> [Data records]:
──────────

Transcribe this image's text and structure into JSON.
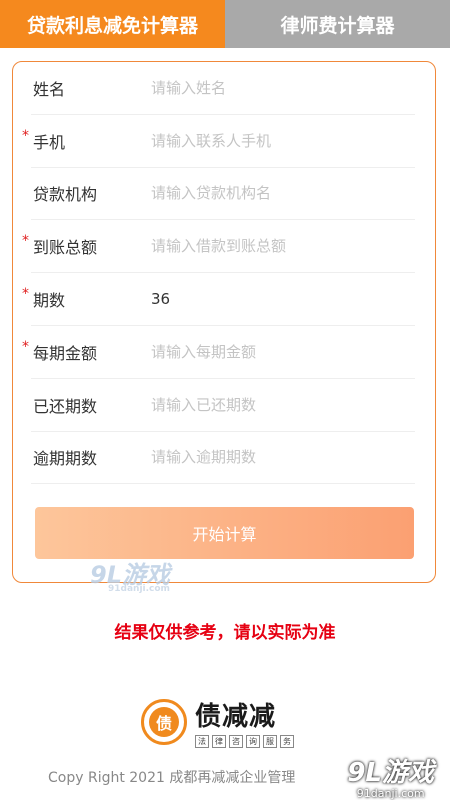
{
  "tabs": [
    {
      "label": "贷款利息减免计算器",
      "active": true
    },
    {
      "label": "律师费计算器",
      "active": false
    }
  ],
  "form": {
    "fields": [
      {
        "label": "姓名",
        "required": false,
        "placeholder": "请输入姓名",
        "value": ""
      },
      {
        "label": "手机",
        "required": true,
        "placeholder": "请输入联系人手机",
        "value": ""
      },
      {
        "label": "贷款机构",
        "required": false,
        "placeholder": "请输入贷款机构名",
        "value": ""
      },
      {
        "label": "到账总额",
        "required": true,
        "placeholder": "请输入借款到账总额",
        "value": ""
      },
      {
        "label": "期数",
        "required": true,
        "placeholder": "",
        "value": "36"
      },
      {
        "label": "每期金额",
        "required": true,
        "placeholder": "请输入每期金额",
        "value": ""
      },
      {
        "label": "已还期数",
        "required": false,
        "placeholder": "请输入已还期数",
        "value": ""
      },
      {
        "label": "逾期期数",
        "required": false,
        "placeholder": "请输入逾期期数",
        "value": ""
      }
    ],
    "required_mark": "*",
    "submit_label": "开始计算"
  },
  "notice": "结果仅供参考，请以实际为准",
  "logo": {
    "badge_char": "债",
    "name": "债减减",
    "tagline": [
      "法",
      "律",
      "咨",
      "询",
      "服",
      "务"
    ]
  },
  "copyright": "Copy Right 2021 成都再减减企业管理",
  "watermarks": {
    "mid": {
      "text": "9L游戏",
      "url": "91danji.com"
    },
    "corner": {
      "text": "9L游戏",
      "url": "91danji.com"
    }
  },
  "colors": {
    "accent": "#f5891e",
    "tab_inactive": "#a9a9a9",
    "required": "#e02020",
    "notice": "#e60012"
  }
}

──────────

> [YOUR INSTRUCTIONS]:
State the count of lines in the data holding the word "placeholder", adding nothing to it.

> [ANSWER TO THIS PROBLEM]:
8